Transcribe the whole listing below without changing a word, but leave out every image.
## start DATA SUPPLIED
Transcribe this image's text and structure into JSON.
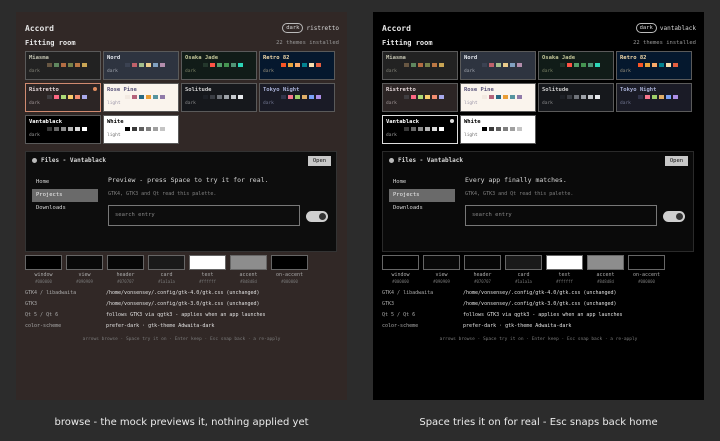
{
  "panels": [
    {
      "app_title": "Accord",
      "mode_badge": "dark",
      "theme_name": "ristretto",
      "section_title": "Fitting room",
      "themes_count": "22 themes installed",
      "themes": [
        {
          "name": "Miasma",
          "mode": "dark",
          "bg": "#222222",
          "fg": "#c2c2b0",
          "swatches": [
            "#685742",
            "#5f875f",
            "#b36d43",
            "#78824b",
            "#bb7744",
            "#c9a554"
          ]
        },
        {
          "name": "Nord",
          "mode": "dark",
          "bg": "#2e3440",
          "fg": "#e5e9f0",
          "swatches": [
            "#3b4252",
            "#bf616a",
            "#a3be8c",
            "#ebcb8b",
            "#81a1c1",
            "#b48ead"
          ]
        },
        {
          "name": "Osaka Jade",
          "mode": "dark",
          "bg": "#111c18",
          "fg": "#c1c497",
          "swatches": [
            "#23372b",
            "#ff5345",
            "#549e6a",
            "#459451",
            "#509475",
            "#2dd5b7"
          ]
        },
        {
          "name": "Retro 82",
          "mode": "dark",
          "bg": "#05182e",
          "fg": "#f6dcac",
          "swatches": [
            "#f85525",
            "#e8a43c",
            "#faa968",
            "#028391",
            "#f6dcac",
            "#e55e3f"
          ]
        },
        {
          "name": "Ristretto",
          "mode": "dark",
          "bg": "#2c2525",
          "fg": "#e6d9db",
          "swatches": [
            "#403e41",
            "#fd6883",
            "#adda78",
            "#f9cc6c",
            "#f38d70",
            "#a8a9eb"
          ]
        },
        {
          "name": "Rose Pine",
          "mode": "light",
          "bg": "#faf4ed",
          "fg": "#575279",
          "swatches": [
            "#f2e9e1",
            "#b4637a",
            "#286983",
            "#ea9d34",
            "#56949f",
            "#907aa9"
          ]
        },
        {
          "name": "Solitude",
          "mode": "dark",
          "bg": "#16181c",
          "fg": "#d0d0d0",
          "swatches": [
            "#1d2026",
            "#3a3d44",
            "#6f737a",
            "#9ea2a8",
            "#c6c9cd",
            "#e8eaed"
          ]
        },
        {
          "name": "Tokyo Night",
          "mode": "dark",
          "bg": "#1a1b26",
          "fg": "#a9b1d6",
          "swatches": [
            "#32344a",
            "#f7768e",
            "#9ece6a",
            "#e0af68",
            "#7aa2f7",
            "#ad8ee6"
          ]
        },
        {
          "name": "Vantablack",
          "mode": "dark",
          "bg": "#000000",
          "fg": "#ffffff",
          "swatches": [
            "#3a3a3a",
            "#6a6a6a",
            "#8d8d8d",
            "#b5b5b5",
            "#dadada",
            "#ffffff"
          ]
        },
        {
          "name": "White",
          "mode": "light",
          "bg": "#ffffff",
          "fg": "#000000",
          "swatches": [
            "#000000",
            "#3a3a3a",
            "#5f5f5f",
            "#7f7f7f",
            "#a0a0a0",
            "#c5c5c5"
          ]
        }
      ],
      "preview": {
        "title": "Files - Vantablack",
        "open_label": "Open",
        "sidebar": [
          "Home",
          "Projects",
          "Downloads"
        ],
        "heading": "Preview - press Space to try it for real.",
        "subtext": "GTK4, GTK3 and Qt read this palette.",
        "search_placeholder": "search entry"
      },
      "chips": [
        {
          "label": "window",
          "hex": "#000000",
          "color": "#000000"
        },
        {
          "label": "view",
          "hex": "#090909",
          "color": "#090909"
        },
        {
          "label": "header",
          "hex": "#070707",
          "color": "#070707"
        },
        {
          "label": "card",
          "hex": "#1a1a1a",
          "color": "#1a1a1a"
        },
        {
          "label": "text",
          "hex": "#ffffff",
          "color": "#ffffff"
        },
        {
          "label": "accent",
          "hex": "#8d8d8d",
          "color": "#8d8d8d"
        },
        {
          "label": "on-accent",
          "hex": "#000000",
          "color": "#000000"
        }
      ],
      "info": [
        {
          "key": "GTK4 / libadwaita",
          "value": "/home/vonsensey/.config/gtk-4.0/gtk.css  (unchanged)"
        },
        {
          "key": "GTK3",
          "value": "/home/vonsensey/.config/gtk-3.0/gtk.css  (unchanged)"
        },
        {
          "key": "Qt 5 / Qt 6",
          "value": "follows GTK3 via qgtk3 - applies when an app launches"
        },
        {
          "key": "color-scheme",
          "value": "prefer-dark  ·  gtk-theme Adwaita-dark"
        }
      ],
      "keys_hint": "arrows browse  ·  Space try it on  ·  Enter keep  ·  Esc snap back  ·  a re-apply",
      "caption": "browse - the mock previews it, nothing applied yet"
    },
    {
      "app_title": "Accord",
      "mode_badge": "dark",
      "theme_name": "vantablack",
      "section_title": "Fitting room",
      "themes_count": "22 themes installed",
      "caption": "Space tries it on for real - Esc snaps back home"
    }
  ],
  "accent_left": "#312826",
  "accent_right": "#000000"
}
## end DATA SUPPLIED
● **RESULT FOR THIS EXERCISE**
Transcribe this image's text and structure into JSON.
{
  "panels": [
    {
      "app_title": "Accord",
      "mode_badge": "dark",
      "theme_name": "ristretto",
      "section_title": "Fitting room",
      "themes_count": "22 themes installed",
      "themes": [
        {
          "name": "Miasma",
          "mode": "dark",
          "bg": "#222222",
          "fg": "#c2c2b0",
          "swatches": [
            "#685742",
            "#5f875f",
            "#b36d43",
            "#78824b",
            "#bb7744",
            "#c9a554"
          ]
        },
        {
          "name": "Nord",
          "mode": "dark",
          "bg": "#2e3440",
          "fg": "#e5e9f0",
          "swatches": [
            "#3b4252",
            "#bf616a",
            "#a3be8c",
            "#ebcb8b",
            "#81a1c1",
            "#b48ead"
          ]
        },
        {
          "name": "Osaka Jade",
          "mode": "dark",
          "bg": "#111c18",
          "fg": "#c1c497",
          "swatches": [
            "#23372b",
            "#ff5345",
            "#549e6a",
            "#459451",
            "#509475",
            "#2dd5b7"
          ]
        },
        {
          "name": "Retro 82",
          "mode": "dark",
          "bg": "#05182e",
          "fg": "#f6dcac",
          "swatches": [
            "#f85525",
            "#e8a43c",
            "#faa968",
            "#028391",
            "#f6dcac",
            "#e55e3f"
          ]
        },
        {
          "name": "Ristretto",
          "mode": "dark",
          "bg": "#2c2525",
          "fg": "#e6d9db",
          "swatches": [
            "#403e41",
            "#fd6883",
            "#adda78",
            "#f9cc6c",
            "#f38d70",
            "#a8a9eb"
          ]
        },
        {
          "name": "Rose Pine",
          "mode": "light",
          "bg": "#faf4ed",
          "fg": "#575279",
          "swatches": [
            "#f2e9e1",
            "#b4637a",
            "#286983",
            "#ea9d34",
            "#56949f",
            "#907aa9"
          ]
        },
        {
          "name": "Solitude",
          "mode": "dark",
          "bg": "#16181c",
          "fg": "#d0d0d0",
          "swatches": [
            "#1d2026",
            "#3a3d44",
            "#6f737a",
            "#9ea2a8",
            "#c6c9cd",
            "#e8eaed"
          ]
        },
        {
          "name": "Tokyo Night",
          "mode": "dark",
          "bg": "#1a1b26",
          "fg": "#a9b1d6",
          "swatches": [
            "#32344a",
            "#f7768e",
            "#9ece6a",
            "#e0af68",
            "#7aa2f7",
            "#ad8ee6"
          ]
        },
        {
          "name": "Vantablack",
          "mode": "dark",
          "bg": "#000000",
          "fg": "#ffffff",
          "swatches": [
            "#3a3a3a",
            "#6a6a6a",
            "#8d8d8d",
            "#b5b5b5",
            "#dadada",
            "#ffffff"
          ]
        },
        {
          "name": "White",
          "mode": "light",
          "bg": "#ffffff",
          "fg": "#000000",
          "swatches": [
            "#000000",
            "#3a3a3a",
            "#5f5f5f",
            "#7f7f7f",
            "#a0a0a0",
            "#c5c5c5"
          ]
        }
      ],
      "preview": {
        "title": "Files - Vantablack",
        "open_label": "Open",
        "sidebar": [
          "Home",
          "Projects",
          "Downloads"
        ],
        "heading": "Preview - press Space to try it for real.",
        "subtext": "GTK4, GTK3 and Qt read this palette.",
        "search_placeholder": "search entry"
      },
      "chips": [
        {
          "label": "window",
          "hex": "#000000",
          "color": "#000000"
        },
        {
          "label": "view",
          "hex": "#090909",
          "color": "#090909"
        },
        {
          "label": "header",
          "hex": "#070707",
          "color": "#070707"
        },
        {
          "label": "card",
          "hex": "#1a1a1a",
          "color": "#1a1a1a"
        },
        {
          "label": "text",
          "hex": "#ffffff",
          "color": "#ffffff"
        },
        {
          "label": "accent",
          "hex": "#8d8d8d",
          "color": "#8d8d8d"
        },
        {
          "label": "on-accent",
          "hex": "#000000",
          "color": "#000000"
        }
      ],
      "info": [
        {
          "key": "GTK4 / libadwaita",
          "value": "/home/vonsensey/.config/gtk-4.0/gtk.css  (unchanged)"
        },
        {
          "key": "GTK3",
          "value": "/home/vonsensey/.config/gtk-3.0/gtk.css  (unchanged)"
        },
        {
          "key": "Qt 5 / Qt 6",
          "value": "follows GTK3 via qgtk3 - applies when an app launches"
        },
        {
          "key": "color-scheme",
          "value": "prefer-dark  ·  gtk-theme Adwaita-dark"
        }
      ],
      "keys_hint": "arrows browse  ·  Space try it on  ·  Enter keep  ·  Esc snap back  ·  a re-apply",
      "caption": "browse - the mock previews it, nothing applied yet"
    },
    {
      "app_title": "Accord",
      "mode_badge": "dark",
      "theme_name": "vantablack",
      "section_title": "Fitting room",
      "themes_count": "22 themes installed",
      "caption": "Space tries it on for real - Esc snaps back home"
    }
  ],
  "accent_left": "#312826",
  "accent_right": "#000000"
}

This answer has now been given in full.